▶ Data records:
§

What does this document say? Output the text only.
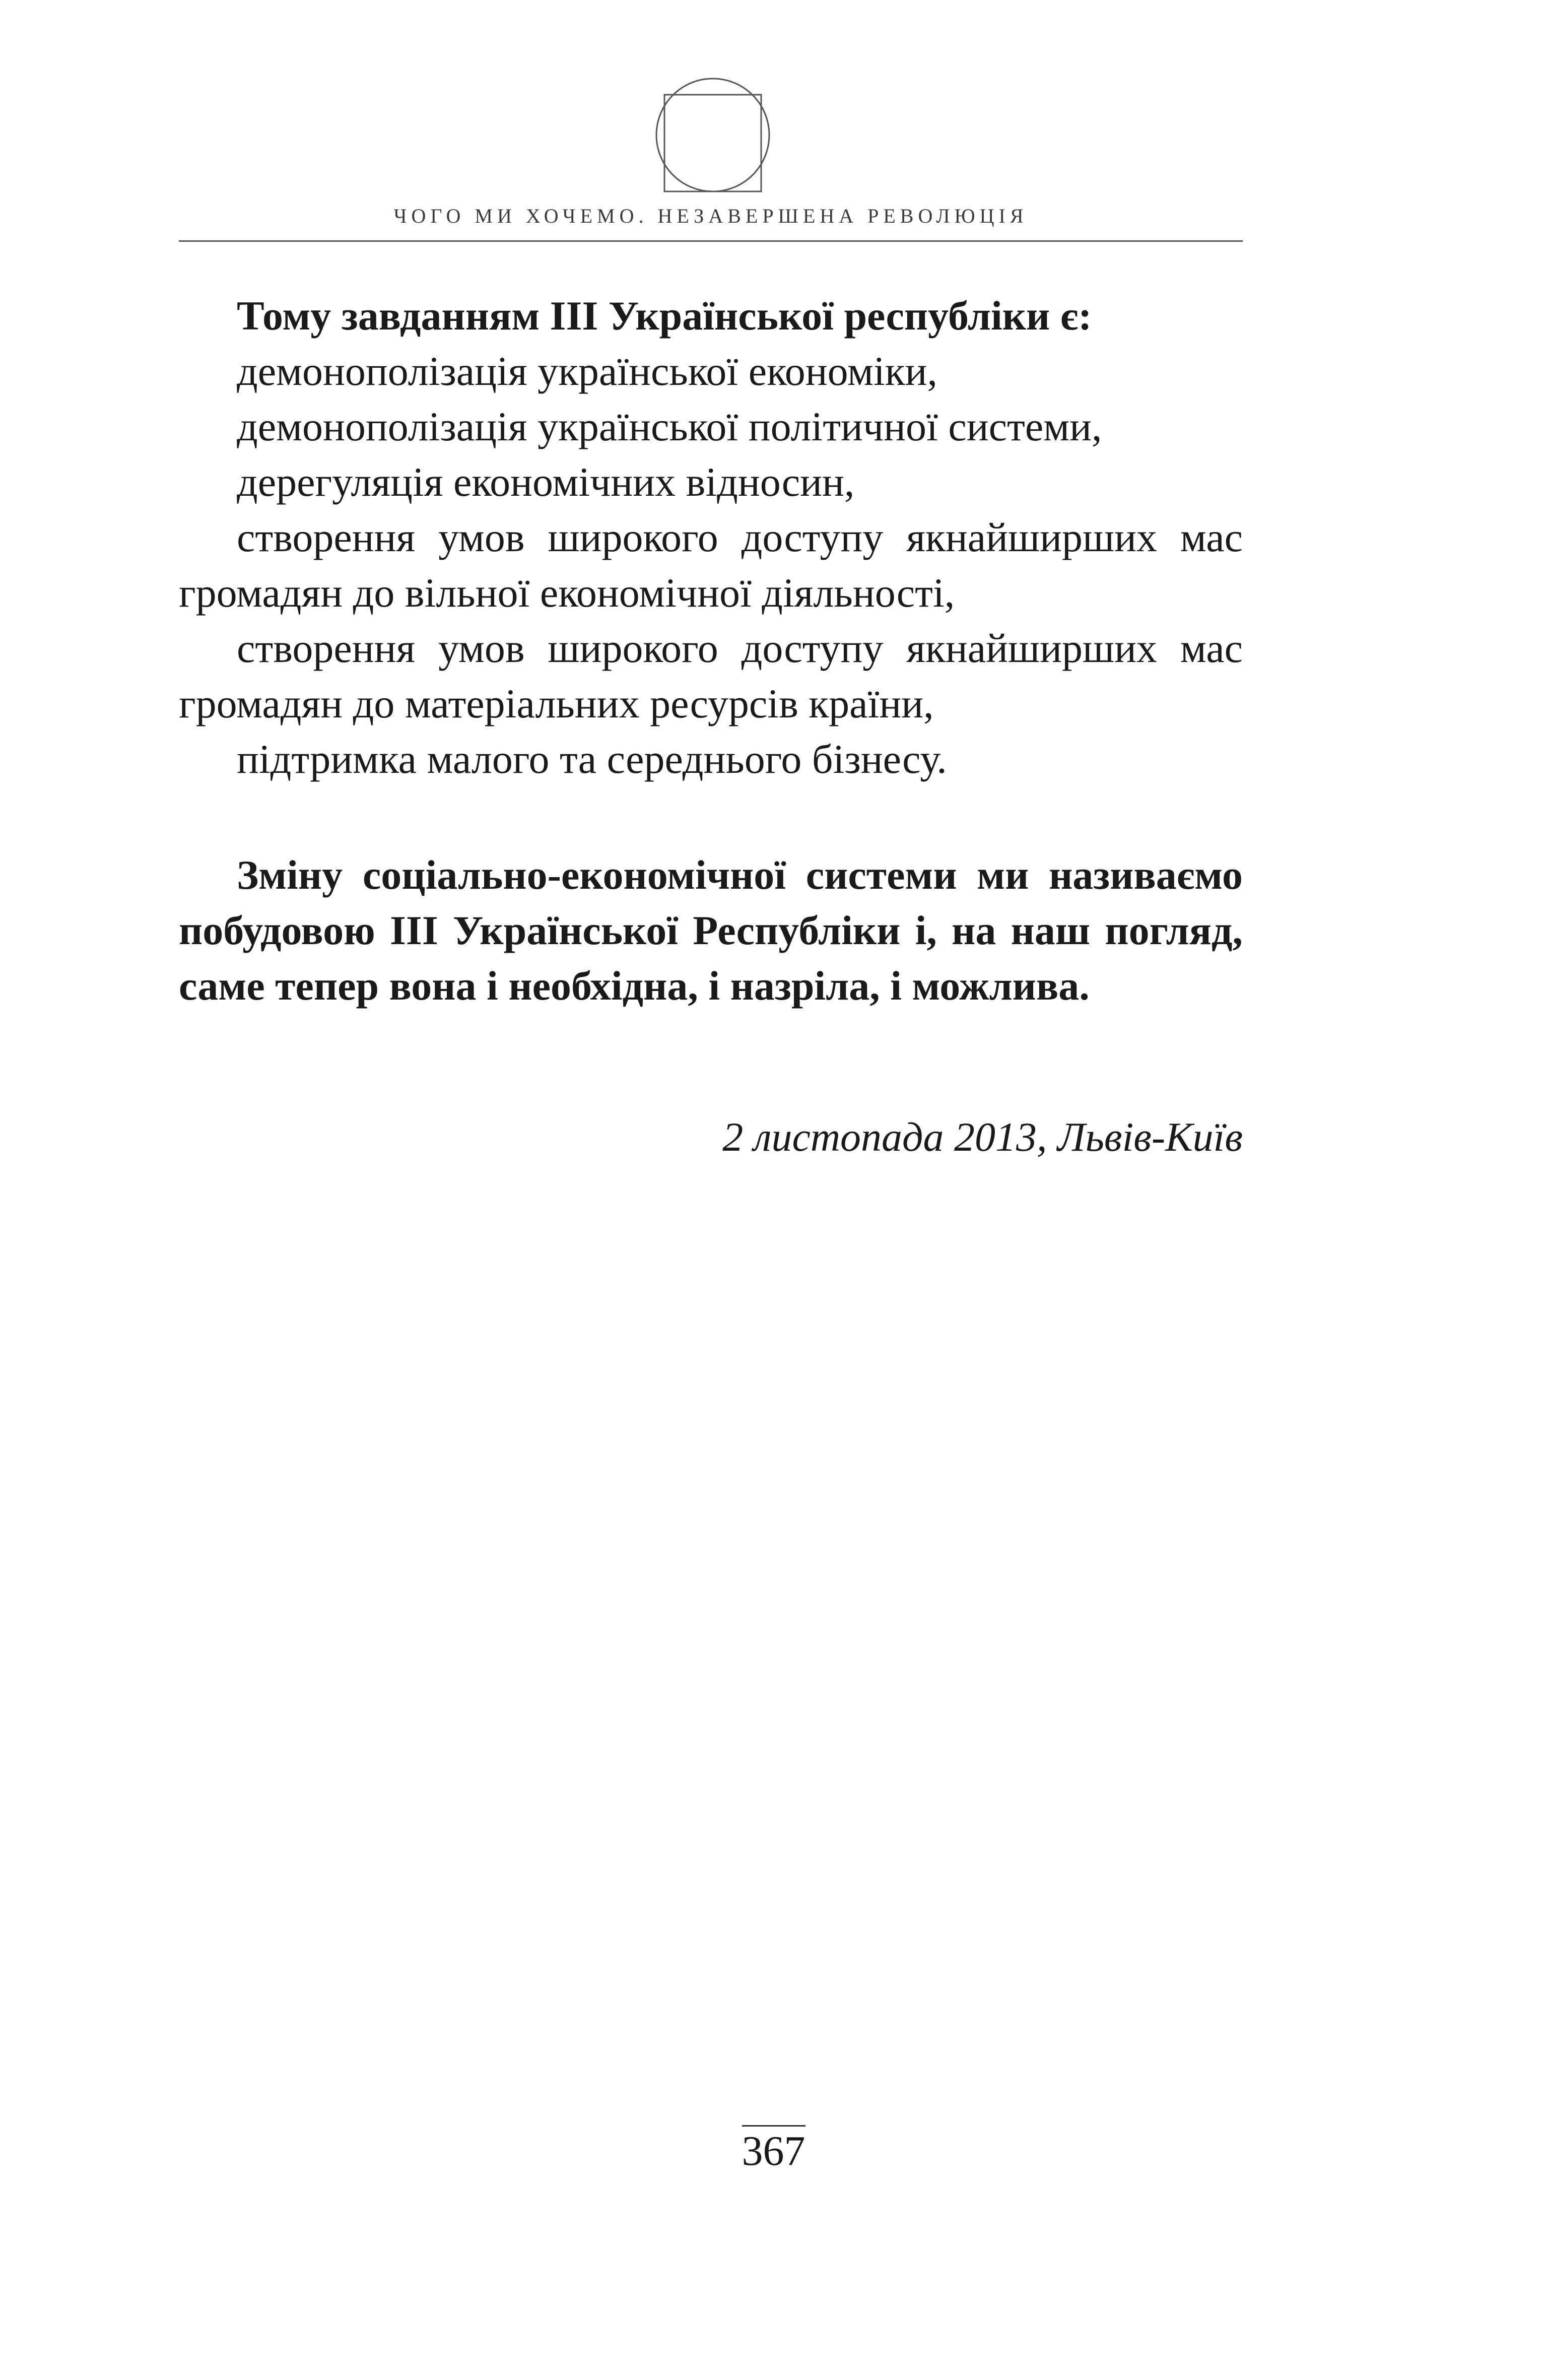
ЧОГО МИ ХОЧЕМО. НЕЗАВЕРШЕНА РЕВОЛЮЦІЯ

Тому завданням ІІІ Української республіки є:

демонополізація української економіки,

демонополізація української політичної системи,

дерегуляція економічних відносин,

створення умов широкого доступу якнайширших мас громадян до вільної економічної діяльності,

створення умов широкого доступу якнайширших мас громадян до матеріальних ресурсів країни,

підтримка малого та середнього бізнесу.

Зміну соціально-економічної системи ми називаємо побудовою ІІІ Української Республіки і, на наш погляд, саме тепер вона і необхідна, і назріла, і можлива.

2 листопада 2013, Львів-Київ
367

§

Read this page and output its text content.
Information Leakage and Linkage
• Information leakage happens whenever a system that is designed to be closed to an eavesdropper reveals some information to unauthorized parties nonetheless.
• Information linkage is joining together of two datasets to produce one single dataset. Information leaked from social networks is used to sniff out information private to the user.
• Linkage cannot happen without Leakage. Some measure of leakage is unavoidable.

§

▶ Problem to solve:
Lines containing the word "громадян" are to be tallied; report only the total.

▶ Finished answer:
2